_Problem statement:_ Exactly how many lines have the word "title"? Answer with the bare number.

Raw records
■ ■ ■
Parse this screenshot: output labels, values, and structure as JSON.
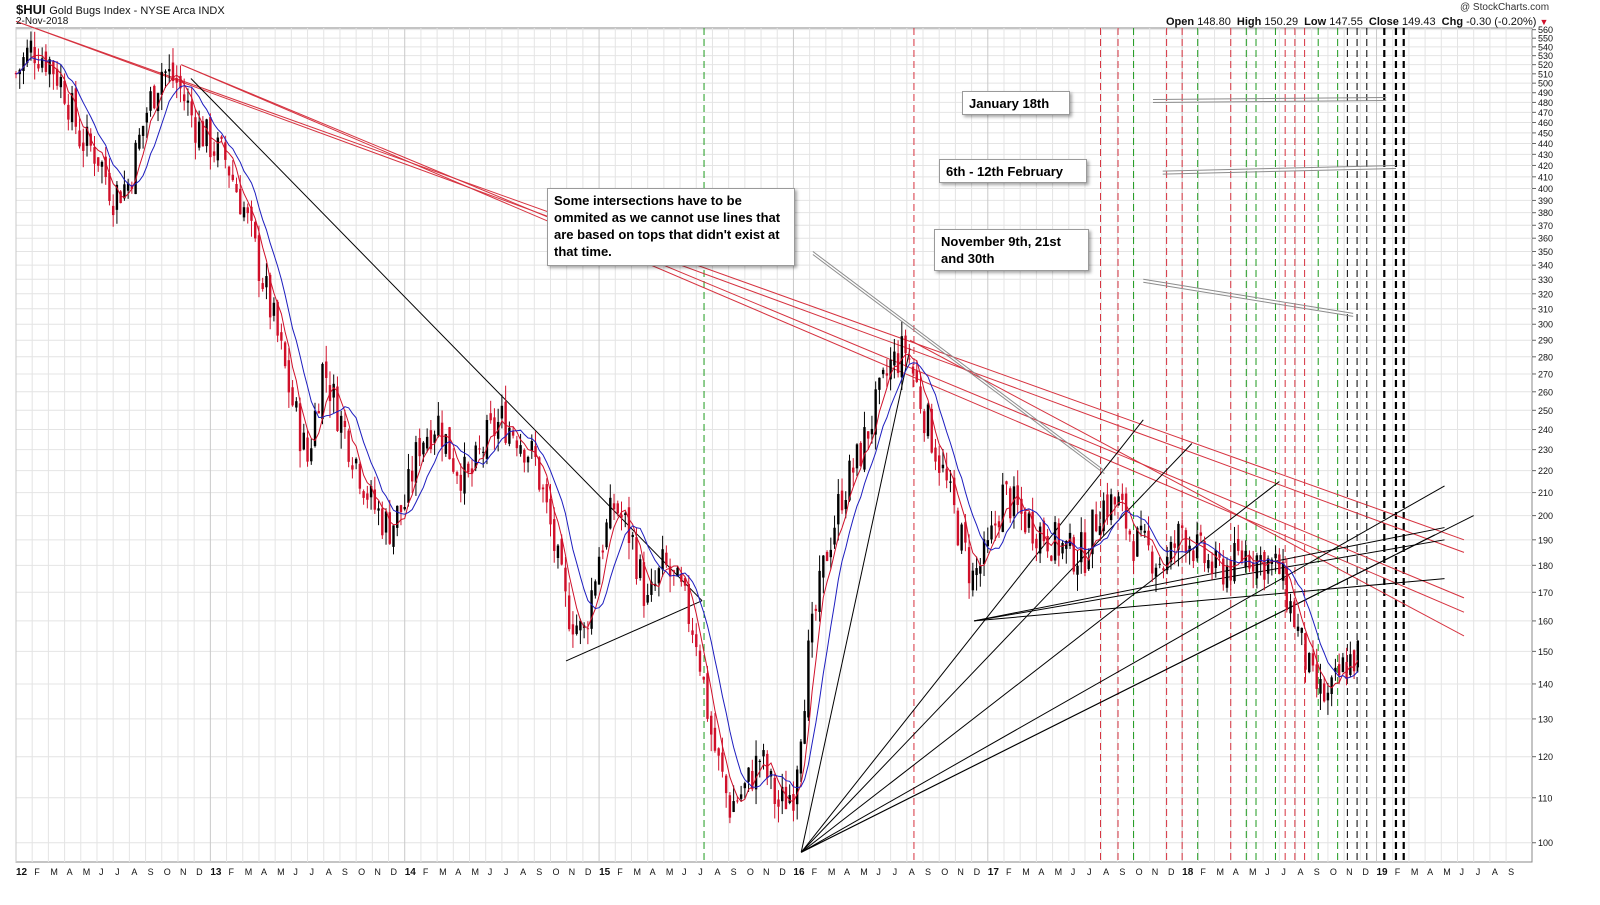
{
  "header": {
    "symbol": "$HUI",
    "description": "Gold Bugs Index - NYSE Arca  INDX",
    "date": "2-Nov-2018",
    "open_label": "Open",
    "open": "148.80",
    "high_label": "High",
    "high": "150.29",
    "low_label": "Low",
    "low": "147.55",
    "close_label": "Close",
    "close": "149.43",
    "chg_label": "Chg",
    "chg": "-0.30 (-0.20%)",
    "chg_marker": "▼",
    "watermark": "@ StockCharts.com"
  },
  "annotations": {
    "note_intersections": "Some intersections have to be ommited as we cannot use lines that are based on tops that didn't exist at that time.",
    "jan18": "January 18th",
    "feb": "6th - 12th February",
    "nov": "November 9th, 21st and 30th"
  },
  "colors": {
    "up_candle": "#000000",
    "down_candle": "#d0102a",
    "ma_fast": "#d0102a",
    "ma_slow": "#1d1dbf",
    "red_trend": "#d6323f",
    "black_trend": "#000000",
    "grid": "#e4e4e4",
    "green_vline": "#1e9a1e",
    "red_vline": "#d6323f"
  },
  "chart_data": {
    "type": "line",
    "subtype": "candlestick with moving averages and trendlines",
    "title": "$HUI Gold Bugs Index - NYSE Arca INDX",
    "scale": "log",
    "ylim": [
      96,
      562
    ],
    "xlim": [
      2012.0,
      2019.8
    ],
    "y_ticks": [
      560,
      550,
      540,
      530,
      520,
      510,
      500,
      490,
      480,
      470,
      460,
      450,
      440,
      430,
      420,
      410,
      400,
      390,
      380,
      370,
      360,
      350,
      340,
      330,
      320,
      310,
      300,
      290,
      280,
      270,
      260,
      250,
      240,
      230,
      220,
      210,
      200,
      190,
      180,
      170,
      160,
      150,
      140,
      130,
      120,
      110,
      100
    ],
    "x_tick_labels": [
      "12",
      "F",
      "M",
      "A",
      "M",
      "J",
      "J",
      "A",
      "S",
      "O",
      "N",
      "D",
      "13",
      "F",
      "M",
      "A",
      "M",
      "J",
      "J",
      "A",
      "S",
      "O",
      "N",
      "D",
      "14",
      "F",
      "M",
      "A",
      "M",
      "J",
      "J",
      "A",
      "S",
      "O",
      "N",
      "D",
      "15",
      "F",
      "M",
      "A",
      "M",
      "J",
      "J",
      "A",
      "S",
      "O",
      "N",
      "D",
      "16",
      "F",
      "M",
      "A",
      "M",
      "J",
      "J",
      "A",
      "S",
      "O",
      "N",
      "D",
      "17",
      "F",
      "M",
      "A",
      "M",
      "J",
      "J",
      "A",
      "S",
      "O",
      "N",
      "D",
      "18",
      "F",
      "M",
      "A",
      "M",
      "J",
      "J",
      "A",
      "S",
      "O",
      "N",
      "D",
      "19",
      "F",
      "M",
      "A",
      "M",
      "J",
      "J",
      "A",
      "S"
    ],
    "price_path": [
      [
        2012.0,
        510
      ],
      [
        2012.08,
        540
      ],
      [
        2012.17,
        525
      ],
      [
        2012.25,
        495
      ],
      [
        2012.33,
        445
      ],
      [
        2012.42,
        430
      ],
      [
        2012.5,
        395
      ],
      [
        2012.58,
        405
      ],
      [
        2012.67,
        470
      ],
      [
        2012.75,
        515
      ],
      [
        2012.83,
        500
      ],
      [
        2012.92,
        460
      ],
      [
        2013.0,
        440
      ],
      [
        2013.08,
        425
      ],
      [
        2013.17,
        385
      ],
      [
        2013.25,
        340
      ],
      [
        2013.33,
        300
      ],
      [
        2013.42,
        255
      ],
      [
        2013.5,
        225
      ],
      [
        2013.58,
        275
      ],
      [
        2013.67,
        245
      ],
      [
        2013.75,
        225
      ],
      [
        2013.83,
        205
      ],
      [
        2013.92,
        195
      ],
      [
        2014.0,
        205
      ],
      [
        2014.08,
        235
      ],
      [
        2014.17,
        245
      ],
      [
        2014.25,
        225
      ],
      [
        2014.33,
        215
      ],
      [
        2014.42,
        235
      ],
      [
        2014.5,
        245
      ],
      [
        2014.58,
        238
      ],
      [
        2014.67,
        225
      ],
      [
        2014.75,
        195
      ],
      [
        2014.83,
        165
      ],
      [
        2014.92,
        155
      ],
      [
        2015.0,
        185
      ],
      [
        2015.08,
        205
      ],
      [
        2015.17,
        190
      ],
      [
        2015.25,
        165
      ],
      [
        2015.33,
        180
      ],
      [
        2015.42,
        170
      ],
      [
        2015.5,
        155
      ],
      [
        2015.58,
        125
      ],
      [
        2015.67,
        108
      ],
      [
        2015.75,
        112
      ],
      [
        2015.83,
        120
      ],
      [
        2015.92,
        108
      ],
      [
        2016.0,
        112
      ],
      [
        2016.08,
        150
      ],
      [
        2016.17,
        185
      ],
      [
        2016.25,
        210
      ],
      [
        2016.33,
        225
      ],
      [
        2016.42,
        250
      ],
      [
        2016.5,
        275
      ],
      [
        2016.58,
        285
      ],
      [
        2016.67,
        250
      ],
      [
        2016.75,
        225
      ],
      [
        2016.83,
        200
      ],
      [
        2016.92,
        175
      ],
      [
        2017.0,
        185
      ],
      [
        2017.08,
        210
      ],
      [
        2017.17,
        200
      ],
      [
        2017.25,
        195
      ],
      [
        2017.33,
        190
      ],
      [
        2017.42,
        185
      ],
      [
        2017.5,
        185
      ],
      [
        2017.58,
        205
      ],
      [
        2017.67,
        205
      ],
      [
        2017.75,
        190
      ],
      [
        2017.83,
        185
      ],
      [
        2017.92,
        180
      ],
      [
        2018.0,
        195
      ],
      [
        2018.08,
        185
      ],
      [
        2018.17,
        178
      ],
      [
        2018.25,
        180
      ],
      [
        2018.33,
        185
      ],
      [
        2018.42,
        182
      ],
      [
        2018.5,
        178
      ],
      [
        2018.58,
        160
      ],
      [
        2018.67,
        140
      ],
      [
        2018.75,
        135
      ],
      [
        2018.83,
        145
      ],
      [
        2018.92,
        150
      ]
    ],
    "indicators": [
      {
        "name": "fast moving average",
        "color": "red"
      },
      {
        "name": "slow moving average",
        "color": "blue"
      }
    ],
    "red_trendlines": [
      {
        "from": [
          2012.0,
          570
        ],
        "to": [
          2019.45,
          190
        ]
      },
      {
        "from": [
          2012.0,
          570
        ],
        "to": [
          2019.45,
          185
        ]
      },
      {
        "from": [
          2012.85,
          520
        ],
        "to": [
          2019.45,
          168
        ]
      },
      {
        "from": [
          2012.85,
          520
        ],
        "to": [
          2019.45,
          163
        ]
      },
      {
        "from": [
          2016.6,
          290
        ],
        "to": [
          2019.45,
          155
        ]
      }
    ],
    "black_trendlines": [
      {
        "from": [
          2012.9,
          505
        ],
        "to": [
          2015.53,
          167
        ]
      },
      {
        "from": [
          2014.83,
          147
        ],
        "to": [
          2015.53,
          167
        ]
      },
      {
        "from": [
          2016.04,
          98
        ],
        "to": [
          2016.6,
          285
        ]
      },
      {
        "from": [
          2016.04,
          98
        ],
        "to": [
          2017.8,
          245
        ]
      },
      {
        "from": [
          2016.04,
          98
        ],
        "to": [
          2018.05,
          233
        ]
      },
      {
        "from": [
          2016.04,
          98
        ],
        "to": [
          2018.5,
          215
        ]
      },
      {
        "from": [
          2016.04,
          98
        ],
        "to": [
          2019.35,
          213
        ]
      },
      {
        "from": [
          2016.04,
          98
        ],
        "to": [
          2019.5,
          200
        ]
      },
      {
        "from": [
          2016.04,
          98
        ],
        "to": [
          2019.3,
          192
        ]
      },
      {
        "from": [
          2016.93,
          160
        ],
        "to": [
          2019.35,
          195
        ]
      },
      {
        "from": [
          2016.93,
          160
        ],
        "to": [
          2019.35,
          175
        ]
      },
      {
        "from": [
          2016.93,
          160
        ],
        "to": [
          2019.35,
          190
        ]
      }
    ],
    "callout_lines": [
      {
        "label": "January 18th",
        "from": [
          2017.85,
          483
        ],
        "to": [
          2019.05,
          485
        ]
      },
      {
        "label": "6th - 12th February",
        "from": [
          2017.9,
          415
        ],
        "to": [
          2019.1,
          420
        ]
      },
      {
        "label": "November 9th, 21st and 30th",
        "from": [
          2017.8,
          330
        ],
        "to": [
          2018.88,
          307
        ]
      },
      {
        "label": "Some intersections",
        "from": [
          2016.1,
          350
        ],
        "to": [
          2017.6,
          220
        ]
      }
    ],
    "vertical_lines": [
      {
        "x": 2015.54,
        "color": "green"
      },
      {
        "x": 2016.62,
        "color": "red"
      },
      {
        "x": 2017.58,
        "color": "red"
      },
      {
        "x": 2017.67,
        "color": "red"
      },
      {
        "x": 2017.75,
        "color": "green"
      },
      {
        "x": 2017.92,
        "color": "red"
      },
      {
        "x": 2018.0,
        "color": "red"
      },
      {
        "x": 2018.08,
        "color": "green"
      },
      {
        "x": 2018.25,
        "color": "red"
      },
      {
        "x": 2018.33,
        "color": "green"
      },
      {
        "x": 2018.38,
        "color": "green"
      },
      {
        "x": 2018.48,
        "color": "green"
      },
      {
        "x": 2018.53,
        "color": "red"
      },
      {
        "x": 2018.58,
        "color": "red"
      },
      {
        "x": 2018.63,
        "color": "red"
      },
      {
        "x": 2018.7,
        "color": "green"
      },
      {
        "x": 2018.8,
        "color": "green"
      },
      {
        "x": 2018.85,
        "color": "black"
      },
      {
        "x": 2018.9,
        "color": "black"
      },
      {
        "x": 2018.95,
        "color": "black"
      }
    ],
    "thick_vertical_lines": [
      2019.04,
      2019.1,
      2019.14
    ]
  }
}
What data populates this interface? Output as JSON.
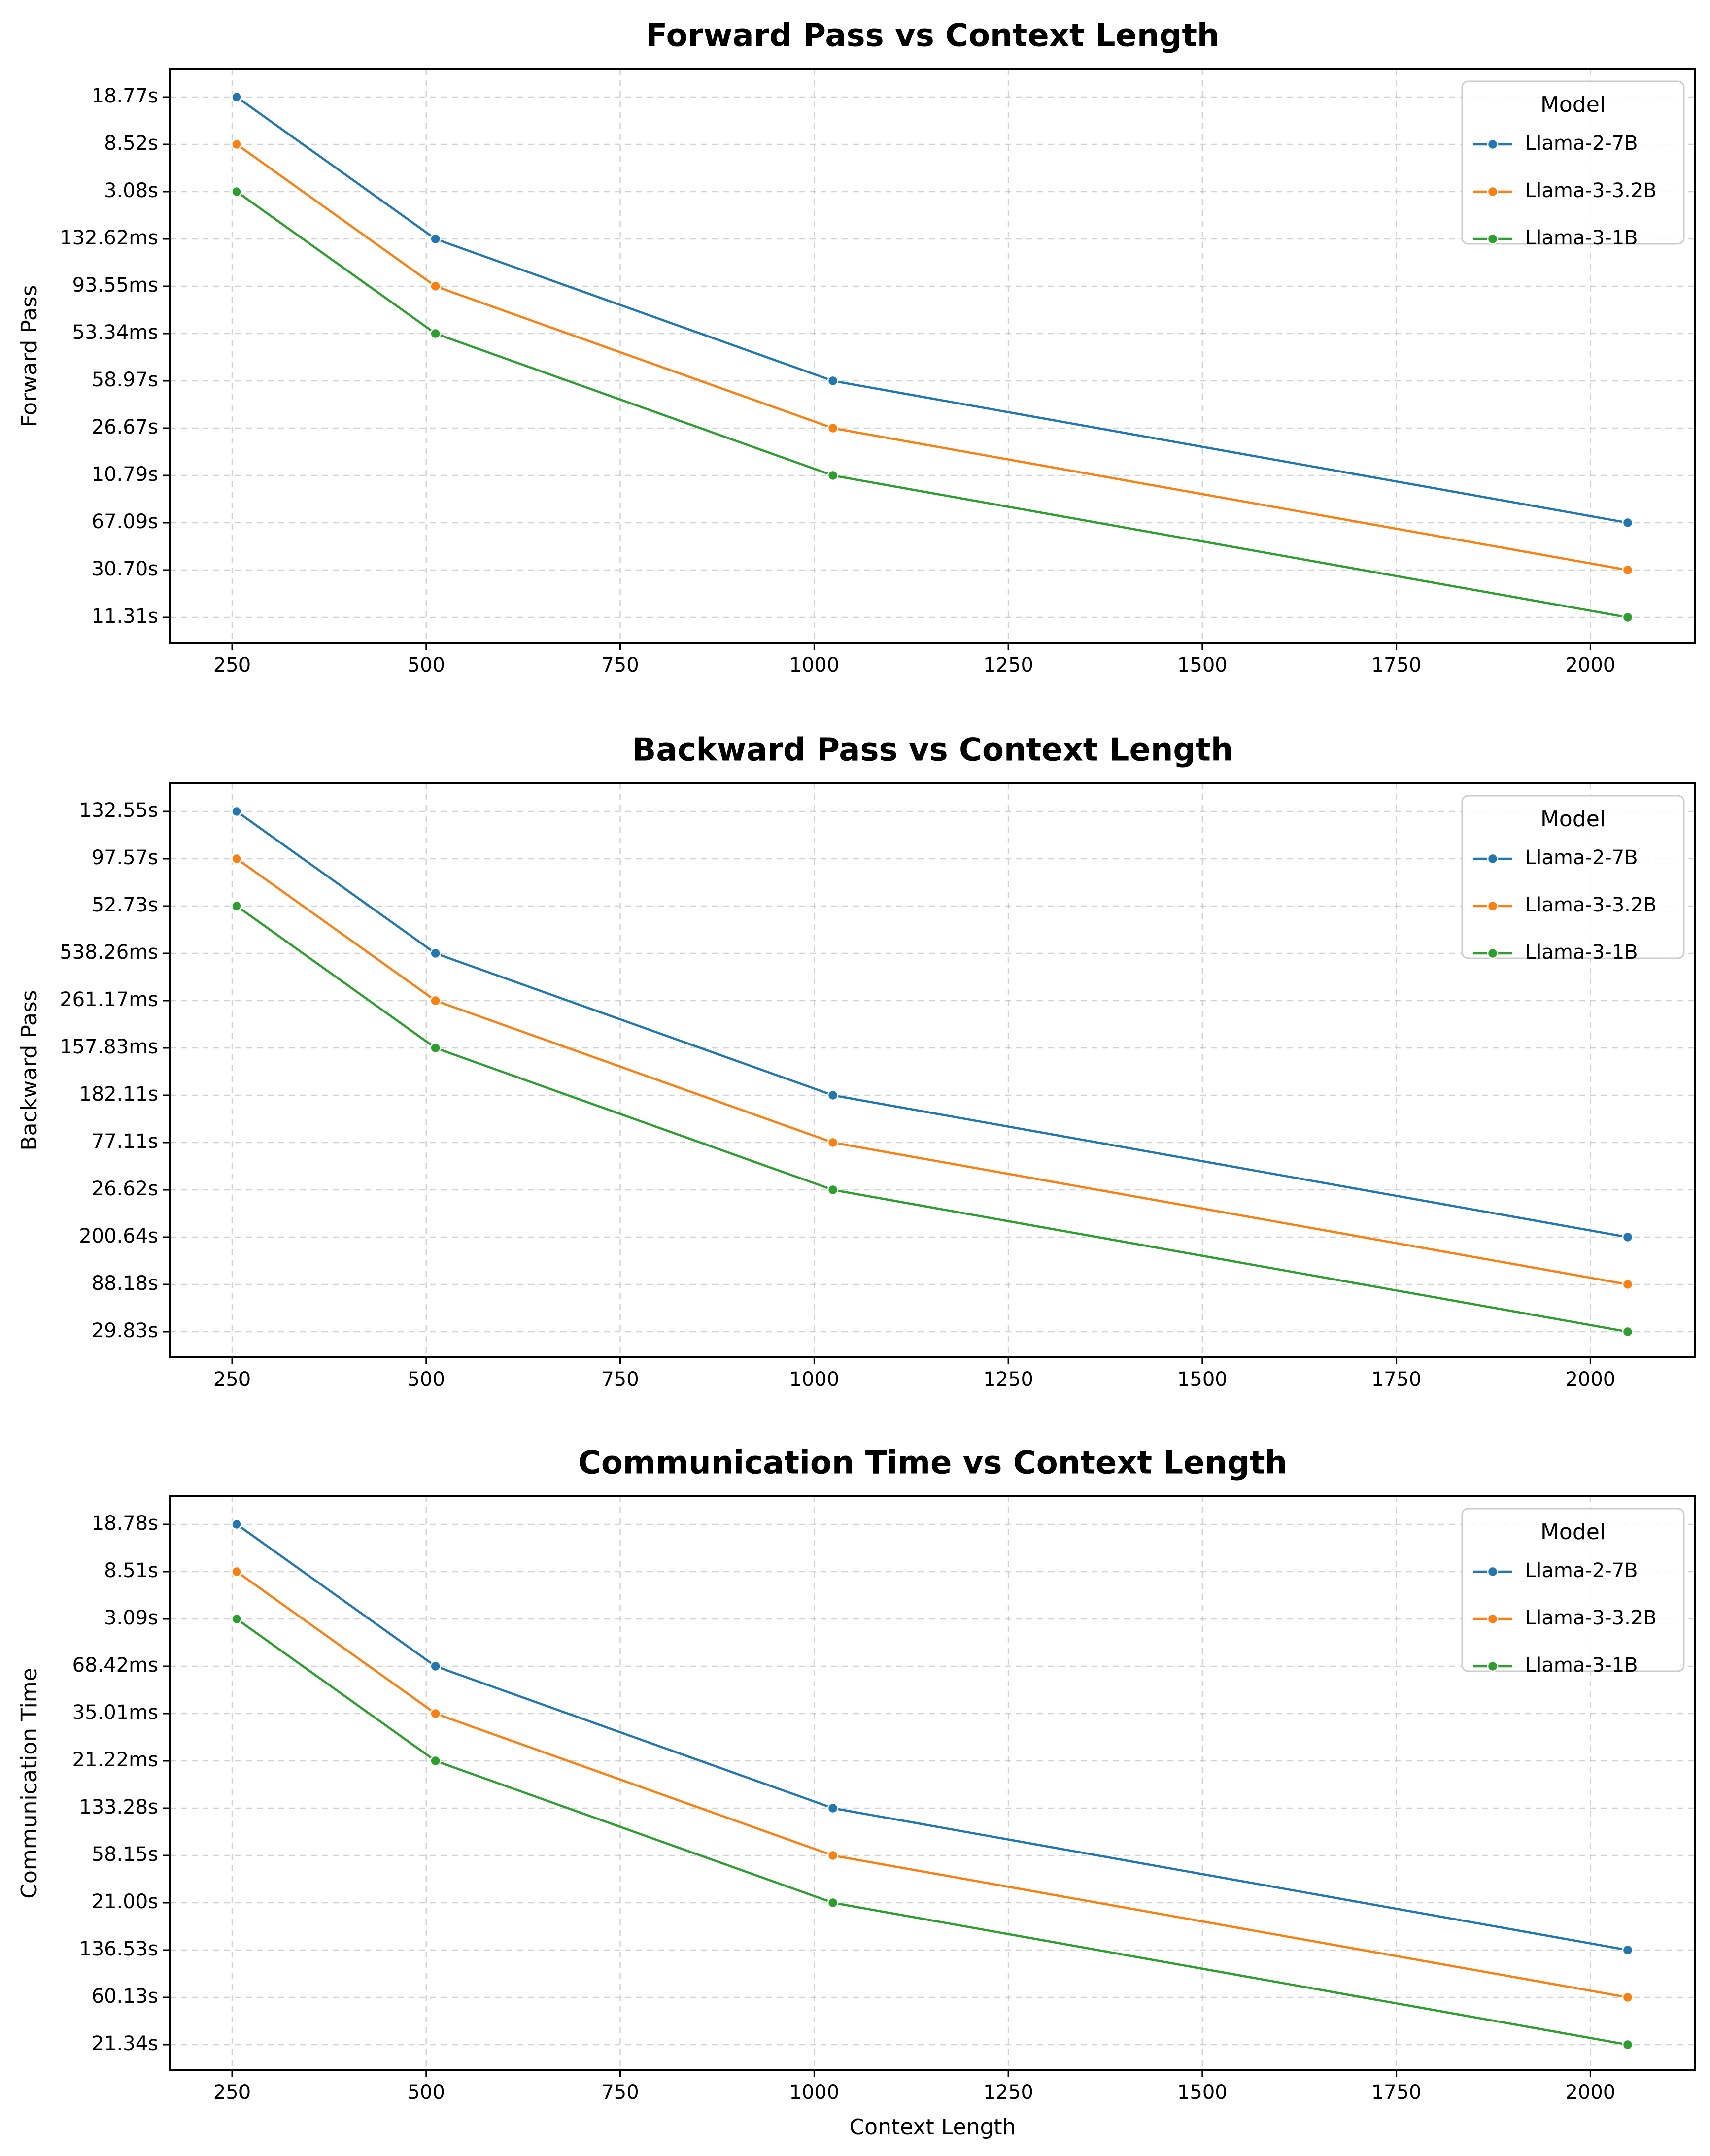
{
  "colors": {
    "Llama-2-7B": "#1f77b4",
    "Llama-3-3.2B": "#ff7f0e",
    "Llama-3-1B": "#2ca02c"
  },
  "chart_data": [
    {
      "type": "line",
      "title": "Forward Pass vs Context Length",
      "xlabel": "",
      "ylabel": "Forward Pass",
      "x": [
        256,
        512,
        1024,
        2048
      ],
      "xlim": [
        170,
        2135
      ],
      "xticks": [
        250,
        500,
        750,
        1000,
        1250,
        1500,
        1750,
        2000
      ],
      "yscale": "categorical (tick labels in plotted order, top to bottom)",
      "yticks": [
        "18.77s",
        "8.52s",
        "3.08s",
        "132.62ms",
        "93.55ms",
        "53.34ms",
        "58.97s",
        "26.67s",
        "10.79s",
        "67.09s",
        "30.70s",
        "11.31s"
      ],
      "grid": true,
      "legend": {
        "title": "Model",
        "position": "top-right"
      },
      "series": [
        {
          "name": "Llama-2-7B",
          "values": [
            "18.77s",
            "132.62ms",
            "58.97s",
            "67.09s"
          ]
        },
        {
          "name": "Llama-3-3.2B",
          "values": [
            "8.52s",
            "93.55ms",
            "26.67s",
            "30.70s"
          ]
        },
        {
          "name": "Llama-3-1B",
          "values": [
            "3.08s",
            "53.34ms",
            "10.79s",
            "11.31s"
          ]
        }
      ]
    },
    {
      "type": "line",
      "title": "Backward Pass vs Context Length",
      "xlabel": "",
      "ylabel": "Backward Pass",
      "x": [
        256,
        512,
        1024,
        2048
      ],
      "xlim": [
        170,
        2135
      ],
      "xticks": [
        250,
        500,
        750,
        1000,
        1250,
        1500,
        1750,
        2000
      ],
      "yscale": "categorical (tick labels in plotted order, top to bottom)",
      "yticks": [
        "132.55s",
        "97.57s",
        "52.73s",
        "538.26ms",
        "261.17ms",
        "157.83ms",
        "182.11s",
        "77.11s",
        "26.62s",
        "200.64s",
        "88.18s",
        "29.83s"
      ],
      "grid": true,
      "legend": {
        "title": "Model",
        "position": "top-right"
      },
      "series": [
        {
          "name": "Llama-2-7B",
          "values": [
            "132.55s",
            "538.26ms",
            "182.11s",
            "200.64s"
          ]
        },
        {
          "name": "Llama-3-3.2B",
          "values": [
            "97.57s",
            "261.17ms",
            "77.11s",
            "88.18s"
          ]
        },
        {
          "name": "Llama-3-1B",
          "values": [
            "52.73s",
            "157.83ms",
            "26.62s",
            "29.83s"
          ]
        }
      ]
    },
    {
      "type": "line",
      "title": "Communication Time vs Context Length",
      "xlabel": "Context Length",
      "ylabel": "Communication Time",
      "x": [
        256,
        512,
        1024,
        2048
      ],
      "xlim": [
        170,
        2135
      ],
      "xticks": [
        250,
        500,
        750,
        1000,
        1250,
        1500,
        1750,
        2000
      ],
      "yscale": "categorical (tick labels in plotted order, top to bottom)",
      "yticks": [
        "18.78s",
        "8.51s",
        "3.09s",
        "68.42ms",
        "35.01ms",
        "21.22ms",
        "133.28s",
        "58.15s",
        "21.00s",
        "136.53s",
        "60.13s",
        "21.34s"
      ],
      "grid": true,
      "legend": {
        "title": "Model",
        "position": "top-right"
      },
      "series": [
        {
          "name": "Llama-2-7B",
          "values": [
            "18.78s",
            "68.42ms",
            "133.28s",
            "136.53s"
          ]
        },
        {
          "name": "Llama-3-3.2B",
          "values": [
            "8.51s",
            "35.01ms",
            "58.15s",
            "60.13s"
          ]
        },
        {
          "name": "Llama-3-1B",
          "values": [
            "3.09s",
            "21.22ms",
            "21.00s",
            "21.34s"
          ]
        }
      ]
    }
  ]
}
■ ■ ■
_Reply to the task:_ 7